• Written task: Gather all lines with the word "this" in them.
=====
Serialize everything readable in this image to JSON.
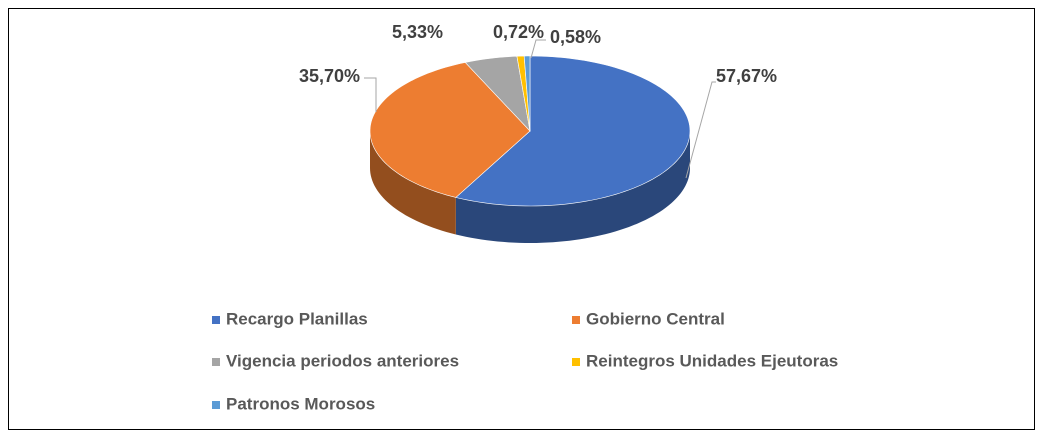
{
  "chart_data": {
    "type": "pie",
    "categories": [
      "Recargo Planillas",
      "Gobierno Central",
      "Vigencia periodos anteriores",
      "Reintegros Unidades Ejeutoras",
      "Patronos Morosos"
    ],
    "values": [
      57.67,
      35.7,
      5.33,
      0.72,
      0.58
    ],
    "value_labels": [
      "57,67%",
      "35,70%",
      "5,33%",
      "0,72%",
      "0,58%"
    ],
    "colors": [
      "#4472c4",
      "#ed7d31",
      "#a5a5a5",
      "#ffc000",
      "#5b9bd5"
    ],
    "legend": "bottom"
  }
}
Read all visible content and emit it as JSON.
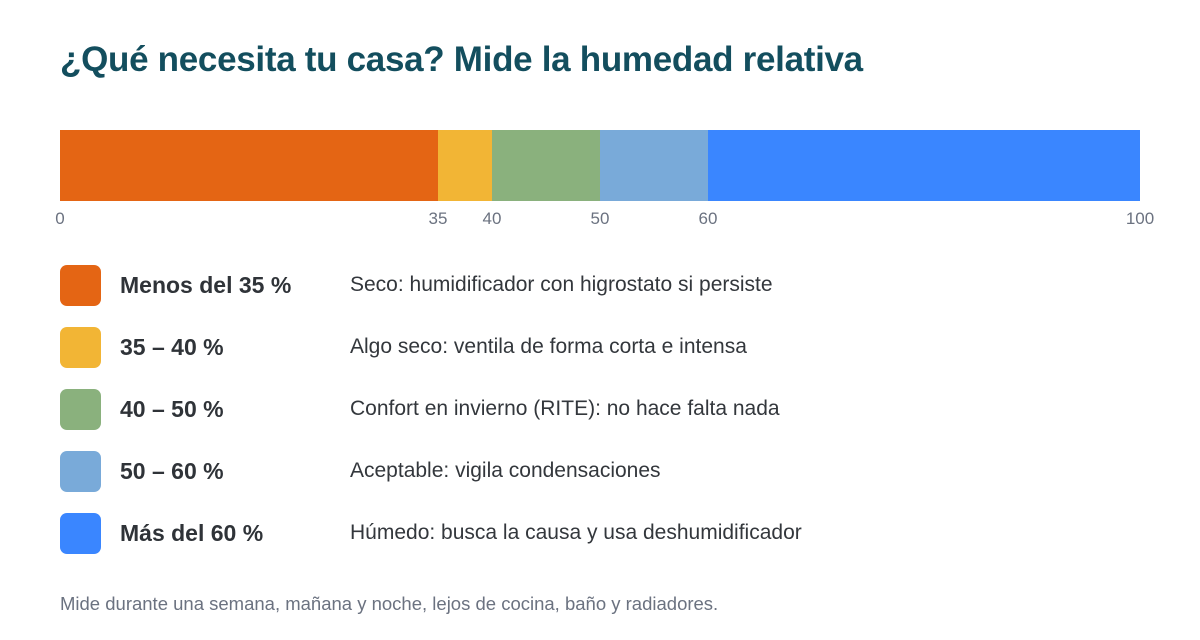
{
  "chart_data": {
    "type": "bar",
    "orientation": "horizontal-stacked",
    "title": "¿Qué necesita tu casa? Mide la humedad relativa",
    "xlim": [
      0,
      100
    ],
    "ticks": [
      "0",
      "35",
      "40",
      "50",
      "60",
      "100"
    ],
    "tick_values": [
      0,
      35,
      40,
      50,
      60,
      100
    ],
    "segments": [
      {
        "from": 0,
        "to": 35,
        "color": "#e46514",
        "range_label": "Menos del 35 %",
        "description": "Seco: humidificador con higrostato si persiste"
      },
      {
        "from": 35,
        "to": 40,
        "color": "#f2b535",
        "range_label": "35 – 40 %",
        "description": "Algo seco: ventila de forma corta e intensa"
      },
      {
        "from": 40,
        "to": 50,
        "color": "#8ab17d",
        "range_label": "40 – 50 %",
        "description": "Confort en invierno (RITE): no hace falta nada"
      },
      {
        "from": 50,
        "to": 60,
        "color": "#79aad9",
        "range_label": "50 – 60 %",
        "description": "Aceptable: vigila condensaciones"
      },
      {
        "from": 60,
        "to": 100,
        "color": "#3a86ff",
        "range_label": "Más del 60 %",
        "description": "Húmedo: busca la causa y usa deshumidificador"
      }
    ],
    "footnote": "Mide durante una semana, mañana y noche, lejos de cocina, baño y radiadores."
  }
}
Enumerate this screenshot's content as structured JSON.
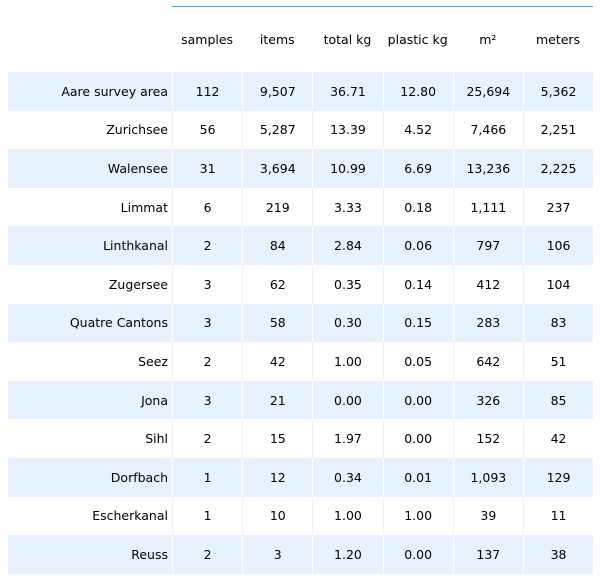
{
  "chart_data": {
    "type": "table",
    "columns": [
      "samples",
      "items",
      "total kg",
      "plastic kg",
      "m²",
      "meters"
    ],
    "rows": [
      {
        "label": "Aare survey area",
        "values": [
          "112",
          "9,507",
          "36.71",
          "12.80",
          "25,694",
          "5,362"
        ]
      },
      {
        "label": "Zurichsee",
        "values": [
          "56",
          "5,287",
          "13.39",
          "4.52",
          "7,466",
          "2,251"
        ]
      },
      {
        "label": "Walensee",
        "values": [
          "31",
          "3,694",
          "10.99",
          "6.69",
          "13,236",
          "2,225"
        ]
      },
      {
        "label": "Limmat",
        "values": [
          "6",
          "219",
          "3.33",
          "0.18",
          "1,111",
          "237"
        ]
      },
      {
        "label": "Linthkanal",
        "values": [
          "2",
          "84",
          "2.84",
          "0.06",
          "797",
          "106"
        ]
      },
      {
        "label": "Zugersee",
        "values": [
          "3",
          "62",
          "0.35",
          "0.14",
          "412",
          "104"
        ]
      },
      {
        "label": "Quatre Cantons",
        "values": [
          "3",
          "58",
          "0.30",
          "0.15",
          "283",
          "83"
        ]
      },
      {
        "label": "Seez",
        "values": [
          "2",
          "42",
          "1.00",
          "0.05",
          "642",
          "51"
        ]
      },
      {
        "label": "Jona",
        "values": [
          "3",
          "21",
          "0.00",
          "0.00",
          "326",
          "85"
        ]
      },
      {
        "label": "Sihl",
        "values": [
          "2",
          "15",
          "1.97",
          "0.00",
          "152",
          "42"
        ]
      },
      {
        "label": "Dorfbach",
        "values": [
          "1",
          "12",
          "0.34",
          "0.01",
          "1,093",
          "129"
        ]
      },
      {
        "label": "Escherkanal",
        "values": [
          "1",
          "10",
          "1.00",
          "1.00",
          "39",
          "11"
        ]
      },
      {
        "label": "Reuss",
        "values": [
          "2",
          "3",
          "1.20",
          "0.00",
          "137",
          "38"
        ]
      }
    ]
  }
}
=====
• Answer to the problem:
Serialize everything readable in this image to JSON.
Enumerate this screenshot's content as structured JSON.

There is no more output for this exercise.